START DATA EXTRACT
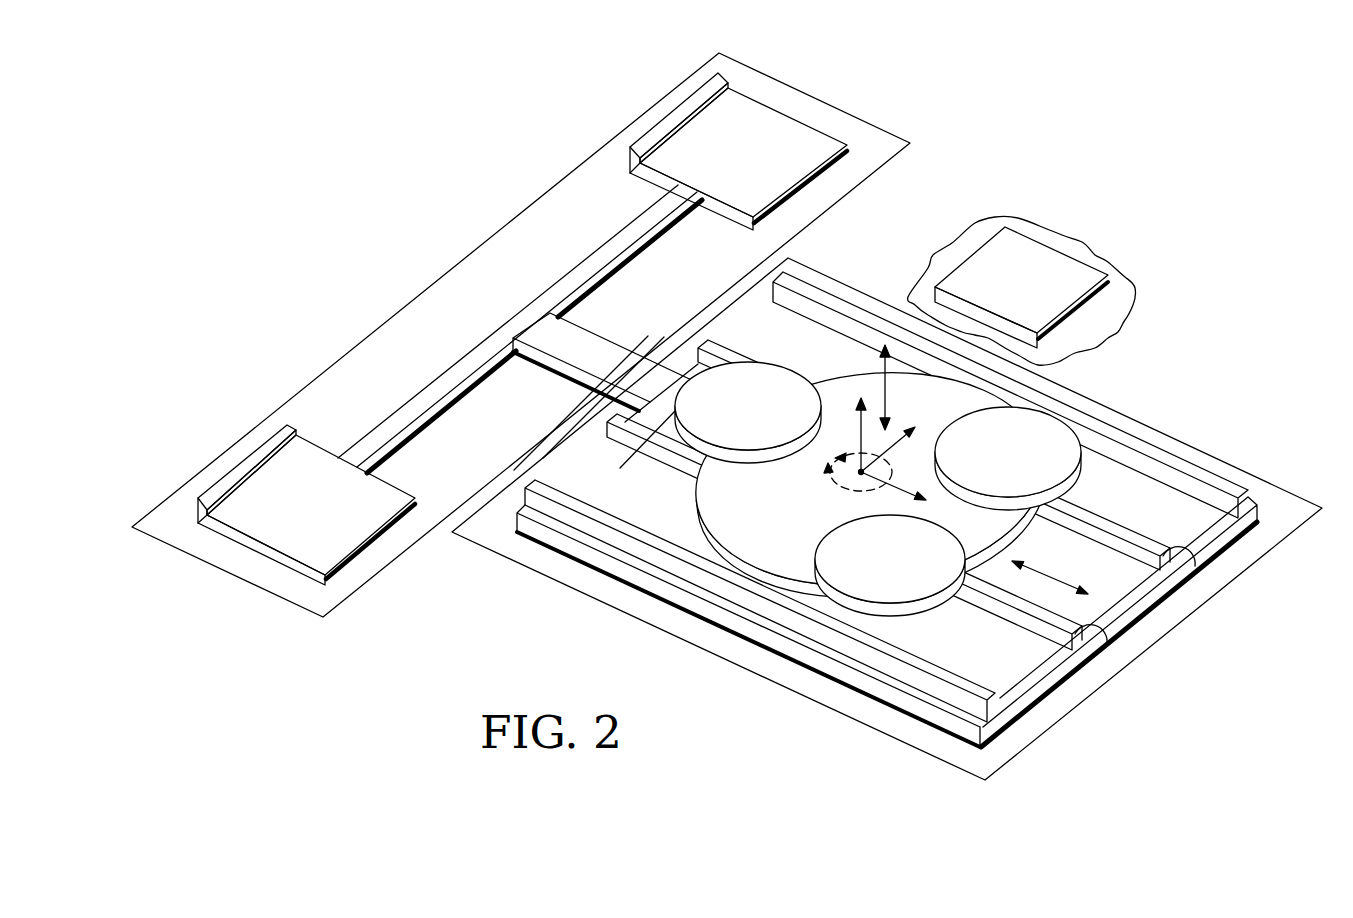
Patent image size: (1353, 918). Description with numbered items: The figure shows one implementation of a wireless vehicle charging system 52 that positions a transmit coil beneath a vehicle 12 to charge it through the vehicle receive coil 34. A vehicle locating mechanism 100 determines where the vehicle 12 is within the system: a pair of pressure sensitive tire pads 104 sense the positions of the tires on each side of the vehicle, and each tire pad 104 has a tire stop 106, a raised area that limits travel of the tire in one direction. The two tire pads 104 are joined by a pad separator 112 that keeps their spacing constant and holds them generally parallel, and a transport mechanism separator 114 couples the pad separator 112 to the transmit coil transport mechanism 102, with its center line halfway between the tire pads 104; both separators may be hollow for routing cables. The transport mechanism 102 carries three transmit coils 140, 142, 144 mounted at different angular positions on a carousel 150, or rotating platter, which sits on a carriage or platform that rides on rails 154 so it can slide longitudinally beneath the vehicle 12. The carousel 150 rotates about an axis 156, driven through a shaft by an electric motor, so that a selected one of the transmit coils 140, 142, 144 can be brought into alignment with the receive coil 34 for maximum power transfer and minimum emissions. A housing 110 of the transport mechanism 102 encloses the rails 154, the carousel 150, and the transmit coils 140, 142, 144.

The wireless vehicle charging system 52 is at (457, 178).
The vehicle locating mechanism 100 is at (743, 62).
The transmit coil transport mechanism 102 is at (1063, 720).
The pressure sensitive tire pad 104 is at (790, 115).
The tire stop 106 is at (667, 113).
The housing 110 is at (510, 520).
The pad separator 112 is at (543, 287).
The transport mechanism separator 114 is at (590, 333).
The vehicle 12 is at (1034, 226).
The receive coil 34 is at (1082, 254).
The transmit coil 140 is at (745, 395).
The transmit coil 142 is at (1060, 462).
The transmit coil 144 is at (915, 585).
The carousel 150 is at (735, 487).
The rails 154 is at (1173, 555).
The axis 156 is at (857, 422).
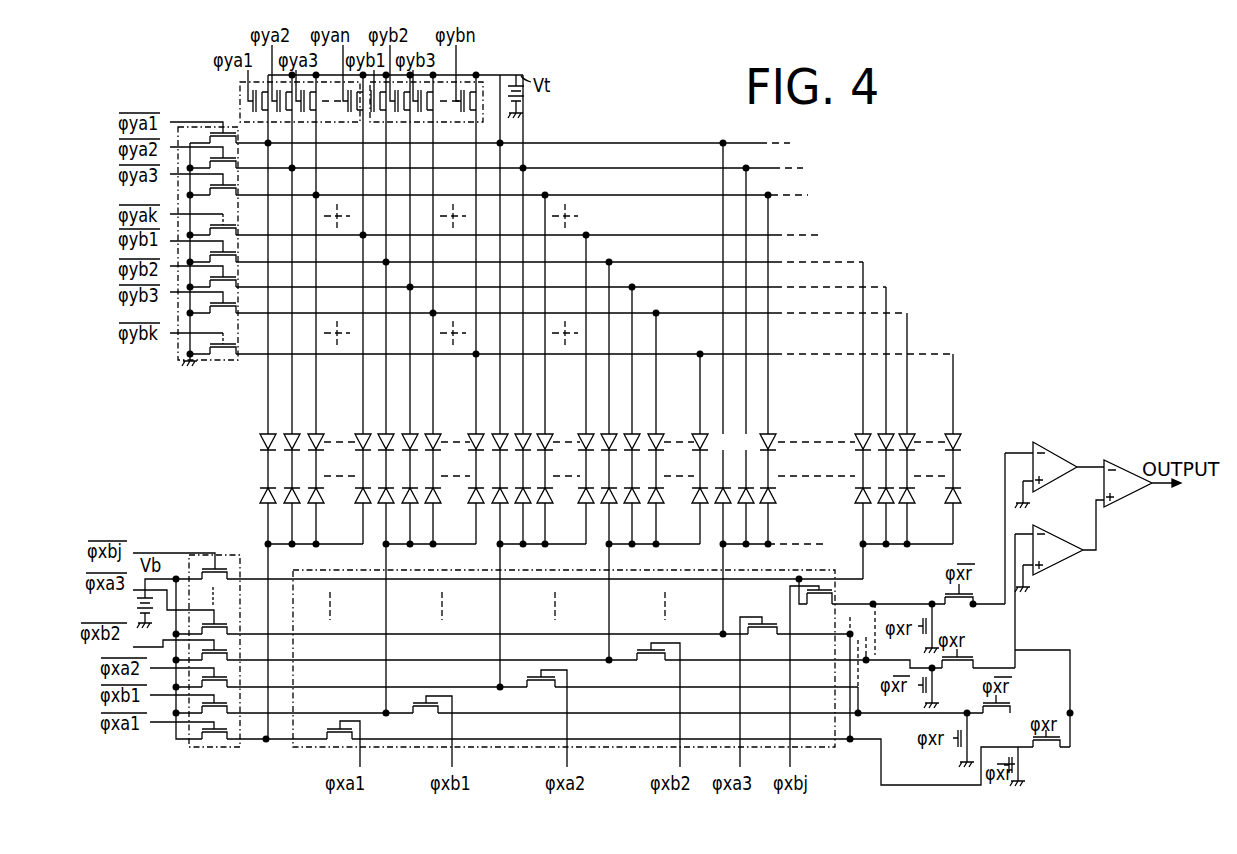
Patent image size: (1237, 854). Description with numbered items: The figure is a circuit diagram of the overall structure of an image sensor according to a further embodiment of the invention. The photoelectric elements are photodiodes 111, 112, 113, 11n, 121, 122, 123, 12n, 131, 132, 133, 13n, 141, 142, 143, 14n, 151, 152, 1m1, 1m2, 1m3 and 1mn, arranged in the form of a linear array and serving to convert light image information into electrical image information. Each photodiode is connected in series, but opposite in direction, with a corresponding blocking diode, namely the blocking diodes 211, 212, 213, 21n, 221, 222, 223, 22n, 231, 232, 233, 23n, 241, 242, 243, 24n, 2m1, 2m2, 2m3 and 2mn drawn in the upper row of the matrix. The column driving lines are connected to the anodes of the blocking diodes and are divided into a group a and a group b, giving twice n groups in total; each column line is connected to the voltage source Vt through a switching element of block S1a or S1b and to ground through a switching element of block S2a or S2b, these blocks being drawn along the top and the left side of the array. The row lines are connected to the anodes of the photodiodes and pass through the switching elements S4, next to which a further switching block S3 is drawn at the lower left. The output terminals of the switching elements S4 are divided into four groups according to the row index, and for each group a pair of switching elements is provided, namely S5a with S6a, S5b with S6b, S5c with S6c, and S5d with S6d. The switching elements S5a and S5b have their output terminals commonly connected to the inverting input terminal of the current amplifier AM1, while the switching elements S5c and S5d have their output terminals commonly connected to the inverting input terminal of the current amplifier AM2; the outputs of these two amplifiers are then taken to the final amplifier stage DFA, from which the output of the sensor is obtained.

The blocking diode 211 is at (259, 446).
The blocking diode 212 is at (284, 437).
The blocking diode 213 is at (316, 432).
The blocking diode 21n is at (359, 442).
The blocking diode 221 is at (406, 432).
The blocking diode 222 is at (420, 432).
The blocking diode 223 is at (436, 442).
The blocking diode 22n is at (473, 452).
The blocking diode 231 is at (512, 432).
The blocking diode 232 is at (527, 432).
The blocking diode 233 is at (548, 442).
The blocking diode 23n is at (584, 452).
The blocking diode 241 is at (617, 432).
The blocking diode 242 is at (640, 432).
The blocking diode 243 is at (659, 442).
The blocking diode 24n is at (698, 452).
The blocking diode 2m1 is at (858, 437).
The blocking diode 2m2 is at (892, 432).
The blocking diode 2m3 is at (908, 442).
The blocking diode 2mn is at (957, 442).
The photoelectric element 111 is at (260, 500).
The photoelectric element 112 is at (286, 504).
The photoelectric element 113 is at (313, 504).
The photoelectric element 11n is at (359, 503).
The photoelectric element 121 is at (386, 506).
The photoelectric element 122 is at (410, 506).
The photoelectric element 123 is at (431, 504).
The photoelectric element 12n is at (470, 503).
The photoelectric element 131 is at (500, 506).
The photoelectric element 132 is at (523, 506).
The photoelectric element 133 is at (545, 504).
The photoelectric element 13n is at (582, 503).
The photoelectric element 141 is at (609, 506).
The photoelectric element 142 is at (632, 506).
The photoelectric element 143 is at (656, 504).
The photoelectric element 14n is at (696, 503).
The photoelectric element 151 is at (722, 506).
The photoelectric element 152 is at (746, 506).
The photoelectric element 1m1 is at (860, 505).
The photoelectric element 1m2 is at (885, 506).
The photoelectric element 1m3 is at (906, 504).
The photoelectric element 1mn is at (954, 504).
The switching element S1a is at (240, 88).
The switching element S1b is at (477, 113).
The switching element S2a is at (214, 126).
The switching element S2b is at (183, 309).
The X bias switch group S3 is at (222, 748).
The switching elements S4 is at (290, 748).
The switching element S5a is at (1046, 748).
The switching element S5b is at (996, 714).
The switching element S5c is at (964, 657).
The switching element S5d is at (946, 591).
The switching element S6a is at (1014, 782).
The switching element S6b is at (958, 750).
The switching element S6c is at (941, 688).
The switching element S6d is at (941, 628).
The current amplifier AM1 is at (1058, 577).
The current amplifier AM2 is at (1056, 485).
The differential amplifier DFA is at (1126, 503).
END DATA EXTRACT
### SHORT EXERCISE
Copy the records word for word from the beginning through the line that contains "The housing 110 is at (510, 520).", including that line. Leave the pictures out of your copy.

### SOLUTION TO THE PROBLEM
Patent image size: (1353, 918). Description with numbered items: The figure shows one implementation of a wireless vehicle charging system 52 that positions a transmit coil beneath a vehicle 12 to charge it through the vehicle receive coil 34. A vehicle locating mechanism 100 determines where the vehicle 12 is within the system: a pair of pressure sensitive tire pads 104 sense the positions of the tires on each side of the vehicle, and each tire pad 104 has a tire stop 106, a raised area that limits travel of the tire in one direction. The two tire pads 104 are joined by a pad separator 112 that keeps their spacing constant and holds them generally parallel, and a transport mechanism separator 114 couples the pad separator 112 to the transmit coil transport mechanism 102, with its center line halfway between the tire pads 104; both separators may be hollow for routing cables. The transport mechanism 102 carries three transmit coils 140, 142, 144 mounted at different angular positions on a carousel 150, or rotating platter, which sits on a carriage or platform that rides on rails 154 so it can slide longitudinally beneath the vehicle 12. The carousel 150 rotates about an axis 156, driven through a shaft by an electric motor, so that a selected one of the transmit coils 140, 142, 144 can be brought into alignment with the receive coil 34 for maximum power transfer and minimum emissions. A housing 110 of the transport mechanism 102 encloses the rails 154, the carousel 150, and the transmit coils 140, 142, 144.

The wireless vehicle charging system 52 is at (457, 178).
The vehicle locating mechanism 100 is at (743, 62).
The transmit coil transport mechanism 102 is at (1063, 720).
The pressure sensitive tire pad 104 is at (790, 115).
The tire stop 106 is at (667, 113).
The housing 110 is at (510, 520).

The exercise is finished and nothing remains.